== Dataset listings of figures ==
══════
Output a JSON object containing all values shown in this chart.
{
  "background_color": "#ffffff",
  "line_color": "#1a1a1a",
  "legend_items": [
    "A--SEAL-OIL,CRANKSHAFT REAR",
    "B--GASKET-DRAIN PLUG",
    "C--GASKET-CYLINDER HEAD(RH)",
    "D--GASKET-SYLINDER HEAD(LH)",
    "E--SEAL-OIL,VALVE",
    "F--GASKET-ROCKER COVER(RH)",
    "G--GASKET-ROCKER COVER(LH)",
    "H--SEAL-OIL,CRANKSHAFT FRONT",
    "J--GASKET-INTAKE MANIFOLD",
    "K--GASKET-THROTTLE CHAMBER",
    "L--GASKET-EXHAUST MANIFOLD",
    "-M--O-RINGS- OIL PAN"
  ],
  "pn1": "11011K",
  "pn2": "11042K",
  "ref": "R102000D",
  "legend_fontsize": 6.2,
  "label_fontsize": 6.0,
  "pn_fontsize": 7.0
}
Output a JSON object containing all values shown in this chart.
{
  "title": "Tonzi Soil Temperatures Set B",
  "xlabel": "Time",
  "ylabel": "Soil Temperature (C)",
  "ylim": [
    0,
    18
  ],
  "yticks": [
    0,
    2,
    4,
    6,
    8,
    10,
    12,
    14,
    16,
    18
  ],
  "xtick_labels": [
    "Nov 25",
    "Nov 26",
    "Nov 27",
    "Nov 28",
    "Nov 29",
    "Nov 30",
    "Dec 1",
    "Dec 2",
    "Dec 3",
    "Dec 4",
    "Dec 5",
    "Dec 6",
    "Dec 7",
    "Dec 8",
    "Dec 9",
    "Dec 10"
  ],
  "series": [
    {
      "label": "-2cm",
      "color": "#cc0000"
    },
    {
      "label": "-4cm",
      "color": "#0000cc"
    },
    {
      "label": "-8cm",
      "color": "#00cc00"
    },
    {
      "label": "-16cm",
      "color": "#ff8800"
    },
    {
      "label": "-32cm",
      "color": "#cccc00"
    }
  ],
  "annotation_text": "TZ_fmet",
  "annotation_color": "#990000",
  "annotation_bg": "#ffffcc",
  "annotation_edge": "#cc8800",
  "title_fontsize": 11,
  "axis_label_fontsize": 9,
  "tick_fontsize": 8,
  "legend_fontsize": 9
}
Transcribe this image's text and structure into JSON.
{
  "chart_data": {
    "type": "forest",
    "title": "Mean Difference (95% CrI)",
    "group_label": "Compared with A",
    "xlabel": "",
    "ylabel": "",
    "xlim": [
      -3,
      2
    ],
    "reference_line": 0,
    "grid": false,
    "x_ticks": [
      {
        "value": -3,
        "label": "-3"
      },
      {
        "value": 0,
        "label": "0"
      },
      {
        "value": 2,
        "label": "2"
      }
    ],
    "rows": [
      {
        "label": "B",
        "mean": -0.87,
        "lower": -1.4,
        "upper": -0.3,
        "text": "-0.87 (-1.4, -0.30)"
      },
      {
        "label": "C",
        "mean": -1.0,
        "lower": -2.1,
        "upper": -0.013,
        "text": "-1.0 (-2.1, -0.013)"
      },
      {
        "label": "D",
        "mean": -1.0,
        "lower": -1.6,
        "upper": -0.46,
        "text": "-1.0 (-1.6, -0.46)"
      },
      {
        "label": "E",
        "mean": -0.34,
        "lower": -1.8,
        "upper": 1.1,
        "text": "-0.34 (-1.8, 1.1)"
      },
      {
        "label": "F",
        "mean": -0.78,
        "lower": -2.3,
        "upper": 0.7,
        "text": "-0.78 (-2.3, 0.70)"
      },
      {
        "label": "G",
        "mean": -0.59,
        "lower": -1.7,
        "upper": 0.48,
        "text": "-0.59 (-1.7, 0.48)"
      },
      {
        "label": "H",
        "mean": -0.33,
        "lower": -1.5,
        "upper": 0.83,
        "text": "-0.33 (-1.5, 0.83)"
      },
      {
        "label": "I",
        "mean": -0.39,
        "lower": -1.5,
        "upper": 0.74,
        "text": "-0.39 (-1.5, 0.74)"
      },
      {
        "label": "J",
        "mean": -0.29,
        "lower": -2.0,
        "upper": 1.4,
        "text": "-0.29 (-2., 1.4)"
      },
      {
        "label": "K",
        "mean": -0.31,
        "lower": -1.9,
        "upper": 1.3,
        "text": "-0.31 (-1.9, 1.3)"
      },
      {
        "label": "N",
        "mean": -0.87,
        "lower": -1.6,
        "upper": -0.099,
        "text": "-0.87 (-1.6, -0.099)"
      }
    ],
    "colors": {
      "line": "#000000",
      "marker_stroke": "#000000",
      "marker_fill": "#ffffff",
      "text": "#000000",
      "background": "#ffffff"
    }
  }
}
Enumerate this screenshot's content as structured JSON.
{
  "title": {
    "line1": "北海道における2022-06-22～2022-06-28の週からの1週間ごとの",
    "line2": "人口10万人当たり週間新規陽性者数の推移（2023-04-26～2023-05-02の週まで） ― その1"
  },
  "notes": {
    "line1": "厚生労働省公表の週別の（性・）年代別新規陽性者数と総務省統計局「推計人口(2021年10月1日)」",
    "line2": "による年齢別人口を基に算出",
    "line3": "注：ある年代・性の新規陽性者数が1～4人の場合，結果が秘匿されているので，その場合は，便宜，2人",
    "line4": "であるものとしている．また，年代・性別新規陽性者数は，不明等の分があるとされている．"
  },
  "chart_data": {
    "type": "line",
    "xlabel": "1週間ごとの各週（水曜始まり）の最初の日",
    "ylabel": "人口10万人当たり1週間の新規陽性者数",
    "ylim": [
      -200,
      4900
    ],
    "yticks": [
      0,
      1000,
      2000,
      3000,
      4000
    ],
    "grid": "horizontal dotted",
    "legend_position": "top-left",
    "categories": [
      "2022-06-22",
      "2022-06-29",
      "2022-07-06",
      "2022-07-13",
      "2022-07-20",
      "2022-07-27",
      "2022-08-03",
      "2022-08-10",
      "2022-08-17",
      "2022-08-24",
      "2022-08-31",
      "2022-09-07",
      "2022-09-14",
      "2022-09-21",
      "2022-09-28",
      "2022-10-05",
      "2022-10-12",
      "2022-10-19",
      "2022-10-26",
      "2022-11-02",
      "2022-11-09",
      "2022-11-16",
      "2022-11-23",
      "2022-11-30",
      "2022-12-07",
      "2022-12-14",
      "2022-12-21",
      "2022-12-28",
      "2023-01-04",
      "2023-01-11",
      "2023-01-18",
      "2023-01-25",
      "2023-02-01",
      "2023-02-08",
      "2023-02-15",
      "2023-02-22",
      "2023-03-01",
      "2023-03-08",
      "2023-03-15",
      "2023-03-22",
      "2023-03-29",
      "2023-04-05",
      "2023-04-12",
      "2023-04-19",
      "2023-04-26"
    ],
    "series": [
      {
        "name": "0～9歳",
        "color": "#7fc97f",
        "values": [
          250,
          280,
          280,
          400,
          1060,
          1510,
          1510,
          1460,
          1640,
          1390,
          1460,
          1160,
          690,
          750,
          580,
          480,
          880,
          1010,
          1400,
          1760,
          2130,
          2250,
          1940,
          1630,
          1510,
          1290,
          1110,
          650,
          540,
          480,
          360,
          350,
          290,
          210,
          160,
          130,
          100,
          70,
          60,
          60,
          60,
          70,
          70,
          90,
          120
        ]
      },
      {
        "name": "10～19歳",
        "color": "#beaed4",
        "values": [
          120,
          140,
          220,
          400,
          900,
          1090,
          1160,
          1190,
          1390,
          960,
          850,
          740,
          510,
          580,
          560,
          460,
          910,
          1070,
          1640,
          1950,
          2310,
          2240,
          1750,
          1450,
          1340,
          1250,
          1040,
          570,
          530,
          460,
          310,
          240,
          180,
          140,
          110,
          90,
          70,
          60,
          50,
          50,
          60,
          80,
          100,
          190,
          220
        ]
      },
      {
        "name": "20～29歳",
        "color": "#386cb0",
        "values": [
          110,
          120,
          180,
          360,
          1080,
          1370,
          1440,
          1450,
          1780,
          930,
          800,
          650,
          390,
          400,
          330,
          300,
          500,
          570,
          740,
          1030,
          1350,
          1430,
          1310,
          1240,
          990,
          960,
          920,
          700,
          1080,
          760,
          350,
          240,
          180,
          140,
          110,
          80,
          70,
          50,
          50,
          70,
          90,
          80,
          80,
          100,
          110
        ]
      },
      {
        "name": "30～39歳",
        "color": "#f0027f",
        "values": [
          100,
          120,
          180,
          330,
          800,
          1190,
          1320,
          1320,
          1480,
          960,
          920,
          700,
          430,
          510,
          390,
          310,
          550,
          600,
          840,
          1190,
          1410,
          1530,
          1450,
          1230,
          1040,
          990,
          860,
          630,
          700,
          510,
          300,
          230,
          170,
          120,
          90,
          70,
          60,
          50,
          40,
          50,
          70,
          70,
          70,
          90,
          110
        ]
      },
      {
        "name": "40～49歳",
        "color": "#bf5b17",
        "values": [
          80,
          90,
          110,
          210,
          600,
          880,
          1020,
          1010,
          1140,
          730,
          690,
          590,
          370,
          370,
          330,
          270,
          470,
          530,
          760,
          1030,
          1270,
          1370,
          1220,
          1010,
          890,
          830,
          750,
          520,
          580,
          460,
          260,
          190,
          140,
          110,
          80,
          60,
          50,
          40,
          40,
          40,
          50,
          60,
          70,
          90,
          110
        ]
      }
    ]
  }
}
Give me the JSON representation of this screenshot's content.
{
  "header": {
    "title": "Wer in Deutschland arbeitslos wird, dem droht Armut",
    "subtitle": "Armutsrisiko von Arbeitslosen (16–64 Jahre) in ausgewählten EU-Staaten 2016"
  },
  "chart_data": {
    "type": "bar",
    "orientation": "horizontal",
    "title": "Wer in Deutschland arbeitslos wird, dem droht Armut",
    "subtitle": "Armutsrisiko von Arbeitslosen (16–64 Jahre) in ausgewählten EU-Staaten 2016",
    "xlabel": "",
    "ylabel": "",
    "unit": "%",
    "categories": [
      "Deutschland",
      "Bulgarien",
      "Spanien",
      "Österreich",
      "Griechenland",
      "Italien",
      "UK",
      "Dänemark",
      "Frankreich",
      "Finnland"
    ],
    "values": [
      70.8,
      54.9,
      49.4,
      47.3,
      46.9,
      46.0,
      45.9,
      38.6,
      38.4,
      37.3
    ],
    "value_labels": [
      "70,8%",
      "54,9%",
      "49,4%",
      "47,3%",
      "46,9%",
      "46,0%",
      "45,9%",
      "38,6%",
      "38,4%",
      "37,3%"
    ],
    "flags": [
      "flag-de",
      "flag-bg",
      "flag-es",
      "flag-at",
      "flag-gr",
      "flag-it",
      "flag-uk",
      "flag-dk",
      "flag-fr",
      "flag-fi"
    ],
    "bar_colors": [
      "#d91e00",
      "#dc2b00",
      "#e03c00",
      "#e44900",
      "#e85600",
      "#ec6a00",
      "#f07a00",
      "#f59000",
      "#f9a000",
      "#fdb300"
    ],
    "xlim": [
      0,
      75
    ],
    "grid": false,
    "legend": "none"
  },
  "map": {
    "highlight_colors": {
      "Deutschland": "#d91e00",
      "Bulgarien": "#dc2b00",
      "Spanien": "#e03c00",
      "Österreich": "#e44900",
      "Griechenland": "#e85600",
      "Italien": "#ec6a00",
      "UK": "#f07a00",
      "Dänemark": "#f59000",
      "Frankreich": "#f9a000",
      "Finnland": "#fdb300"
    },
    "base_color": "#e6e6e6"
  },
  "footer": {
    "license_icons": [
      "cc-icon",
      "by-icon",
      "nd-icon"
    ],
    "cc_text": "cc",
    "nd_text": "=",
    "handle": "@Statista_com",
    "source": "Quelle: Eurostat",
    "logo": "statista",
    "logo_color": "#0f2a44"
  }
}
══════
== Goal ==
The lines to collect are those holding the string "content"; copy them all.

== Result of the task ==
Enumerate this screenshot's content as structured JSON.
Give me the JSON representation of this screenshot's content.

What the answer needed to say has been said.